Print all the entries verbatim.

-- -- --

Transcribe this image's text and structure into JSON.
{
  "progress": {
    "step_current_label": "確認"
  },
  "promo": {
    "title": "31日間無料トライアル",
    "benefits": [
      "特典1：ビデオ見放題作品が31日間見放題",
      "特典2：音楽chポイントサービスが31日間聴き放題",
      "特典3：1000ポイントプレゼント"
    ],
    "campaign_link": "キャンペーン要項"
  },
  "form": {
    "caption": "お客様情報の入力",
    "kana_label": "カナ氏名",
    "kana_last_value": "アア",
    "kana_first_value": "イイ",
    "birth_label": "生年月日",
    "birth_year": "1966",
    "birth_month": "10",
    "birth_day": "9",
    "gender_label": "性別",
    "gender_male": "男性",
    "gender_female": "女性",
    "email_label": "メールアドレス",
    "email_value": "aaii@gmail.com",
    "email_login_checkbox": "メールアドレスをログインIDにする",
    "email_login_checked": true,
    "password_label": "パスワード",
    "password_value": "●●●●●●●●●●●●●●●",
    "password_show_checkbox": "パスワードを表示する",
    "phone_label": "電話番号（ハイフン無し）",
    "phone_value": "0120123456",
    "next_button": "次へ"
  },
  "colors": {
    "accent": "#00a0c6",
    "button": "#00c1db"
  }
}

-- -- --

## Answer:
Transcribe this image's text and structure into JSON.
{
  "progress": {
    "step_current_label": "確認"
  },
  "promo": {
    "title": "31日間無料トライアル",
    "benefits": [
      "特典1：ビデオ見放題作品が31日間見放題",
      "特典2：音楽chポイントサービスが31日間聴き放題",
      "特典3：1000ポイントプレゼント"
    ],
    "campaign_link": "キャンペーン要項"
  },
  "form": {
    "caption": "お客様情報の入力",
    "kana_label": "カナ氏名",
    "kana_last_value": "アア",
    "kana_first_value": "イイ",
    "birth_label": "生年月日",
    "birth_year": "1966",
    "birth_month": "10",
    "birth_day": "9",
    "gender_label": "性別",
    "gender_male": "男性",
    "gender_female": "女性",
    "email_label": "メールアドレス",
    "email_value": "aaii@gmail.com",
    "email_login_checkbox": "メールアドレスをログインIDにする",
    "email_login_checked": true,
    "password_label": "パスワード",
    "password_value": "●●●●●●●●●●●●●●●",
    "password_show_checkbox": "パスワードを表示する",
    "phone_label": "電話番号（ハイフン無し）",
    "phone_value": "0120123456",
    "next_button": "次へ"
  },
  "colors": {
    "accent": "#00a0c6",
    "button": "#00c1db"
  }
}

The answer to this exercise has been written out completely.